[Start of ENTRIES PROVIDED]

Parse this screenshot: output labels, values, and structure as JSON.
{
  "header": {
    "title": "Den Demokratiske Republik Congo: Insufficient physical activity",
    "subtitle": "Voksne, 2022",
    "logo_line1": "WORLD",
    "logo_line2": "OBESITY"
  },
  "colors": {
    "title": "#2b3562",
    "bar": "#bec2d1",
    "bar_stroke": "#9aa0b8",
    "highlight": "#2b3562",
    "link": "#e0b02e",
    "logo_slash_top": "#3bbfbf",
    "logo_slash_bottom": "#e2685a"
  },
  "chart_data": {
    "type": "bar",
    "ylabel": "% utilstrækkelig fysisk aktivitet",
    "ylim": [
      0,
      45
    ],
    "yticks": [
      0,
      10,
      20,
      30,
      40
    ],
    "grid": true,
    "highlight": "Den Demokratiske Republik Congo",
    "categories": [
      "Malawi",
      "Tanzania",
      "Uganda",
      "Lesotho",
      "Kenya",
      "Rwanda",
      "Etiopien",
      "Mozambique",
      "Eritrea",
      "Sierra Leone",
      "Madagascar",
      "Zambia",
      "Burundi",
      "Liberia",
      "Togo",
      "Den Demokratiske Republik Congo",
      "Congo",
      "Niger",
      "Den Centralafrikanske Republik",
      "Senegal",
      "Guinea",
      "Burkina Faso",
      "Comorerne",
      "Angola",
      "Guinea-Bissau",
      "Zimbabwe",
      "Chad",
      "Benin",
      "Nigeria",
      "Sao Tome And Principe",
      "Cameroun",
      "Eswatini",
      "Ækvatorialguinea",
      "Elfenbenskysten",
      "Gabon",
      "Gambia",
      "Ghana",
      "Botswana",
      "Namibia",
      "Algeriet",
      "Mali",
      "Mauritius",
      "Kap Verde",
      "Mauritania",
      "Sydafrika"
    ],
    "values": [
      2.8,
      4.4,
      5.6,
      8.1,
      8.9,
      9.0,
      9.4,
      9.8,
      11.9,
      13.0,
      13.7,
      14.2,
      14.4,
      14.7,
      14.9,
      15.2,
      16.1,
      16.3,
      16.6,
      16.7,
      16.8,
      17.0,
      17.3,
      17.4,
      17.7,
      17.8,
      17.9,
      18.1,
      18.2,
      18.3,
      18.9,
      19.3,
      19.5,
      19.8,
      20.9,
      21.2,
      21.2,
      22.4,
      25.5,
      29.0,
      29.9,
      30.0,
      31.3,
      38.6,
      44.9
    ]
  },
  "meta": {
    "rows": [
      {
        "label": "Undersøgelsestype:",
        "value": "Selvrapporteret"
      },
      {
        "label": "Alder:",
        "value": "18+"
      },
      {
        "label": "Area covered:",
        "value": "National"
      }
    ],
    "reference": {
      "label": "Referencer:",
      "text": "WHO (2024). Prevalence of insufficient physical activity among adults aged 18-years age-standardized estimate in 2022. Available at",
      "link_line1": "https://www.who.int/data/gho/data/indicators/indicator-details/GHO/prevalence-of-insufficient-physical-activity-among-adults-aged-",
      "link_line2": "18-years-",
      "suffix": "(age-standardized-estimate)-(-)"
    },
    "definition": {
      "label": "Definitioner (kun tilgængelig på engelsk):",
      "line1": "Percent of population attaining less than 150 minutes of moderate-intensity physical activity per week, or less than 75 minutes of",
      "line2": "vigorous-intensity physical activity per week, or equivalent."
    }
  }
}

[End of ENTRIES PROVIDED]

**YOUR TASK**
Reproduce the records in full, exactly as written.

**REPLY TO THE EXERCISE**
Parse this screenshot: output labels, values, and structure as JSON.
{
  "header": {
    "title": "Den Demokratiske Republik Congo: Insufficient physical activity",
    "subtitle": "Voksne, 2022",
    "logo_line1": "WORLD",
    "logo_line2": "OBESITY"
  },
  "colors": {
    "title": "#2b3562",
    "bar": "#bec2d1",
    "bar_stroke": "#9aa0b8",
    "highlight": "#2b3562",
    "link": "#e0b02e",
    "logo_slash_top": "#3bbfbf",
    "logo_slash_bottom": "#e2685a"
  },
  "chart_data": {
    "type": "bar",
    "ylabel": "% utilstrækkelig fysisk aktivitet",
    "ylim": [
      0,
      45
    ],
    "yticks": [
      0,
      10,
      20,
      30,
      40
    ],
    "grid": true,
    "highlight": "Den Demokratiske Republik Congo",
    "categories": [
      "Malawi",
      "Tanzania",
      "Uganda",
      "Lesotho",
      "Kenya",
      "Rwanda",
      "Etiopien",
      "Mozambique",
      "Eritrea",
      "Sierra Leone",
      "Madagascar",
      "Zambia",
      "Burundi",
      "Liberia",
      "Togo",
      "Den Demokratiske Republik Congo",
      "Congo",
      "Niger",
      "Den Centralafrikanske Republik",
      "Senegal",
      "Guinea",
      "Burkina Faso",
      "Comorerne",
      "Angola",
      "Guinea-Bissau",
      "Zimbabwe",
      "Chad",
      "Benin",
      "Nigeria",
      "Sao Tome And Principe",
      "Cameroun",
      "Eswatini",
      "Ækvatorialguinea",
      "Elfenbenskysten",
      "Gabon",
      "Gambia",
      "Ghana",
      "Botswana",
      "Namibia",
      "Algeriet",
      "Mali",
      "Mauritius",
      "Kap Verde",
      "Mauritania",
      "Sydafrika"
    ],
    "values": [
      2.8,
      4.4,
      5.6,
      8.1,
      8.9,
      9.0,
      9.4,
      9.8,
      11.9,
      13.0,
      13.7,
      14.2,
      14.4,
      14.7,
      14.9,
      15.2,
      16.1,
      16.3,
      16.6,
      16.7,
      16.8,
      17.0,
      17.3,
      17.4,
      17.7,
      17.8,
      17.9,
      18.1,
      18.2,
      18.3,
      18.9,
      19.3,
      19.5,
      19.8,
      20.9,
      21.2,
      21.2,
      22.4,
      25.5,
      29.0,
      29.9,
      30.0,
      31.3,
      38.6,
      44.9
    ]
  },
  "meta": {
    "rows": [
      {
        "label": "Undersøgelsestype:",
        "value": "Selvrapporteret"
      },
      {
        "label": "Alder:",
        "value": "18+"
      },
      {
        "label": "Area covered:",
        "value": "National"
      }
    ],
    "reference": {
      "label": "Referencer:",
      "text": "WHO (2024). Prevalence of insufficient physical activity among adults aged 18-years age-standardized estimate in 2022. Available at",
      "link_line1": "https://www.who.int/data/gho/data/indicators/indicator-details/GHO/prevalence-of-insufficient-physical-activity-among-adults-aged-",
      "link_line2": "18-years-",
      "suffix": "(age-standardized-estimate)-(-)"
    },
    "definition": {
      "label": "Definitioner (kun tilgængelig på engelsk):",
      "line1": "Percent of population attaining less than 150 minutes of moderate-intensity physical activity per week, or less than 75 minutes of",
      "line2": "vigorous-intensity physical activity per week, or equivalent."
    }
  }
}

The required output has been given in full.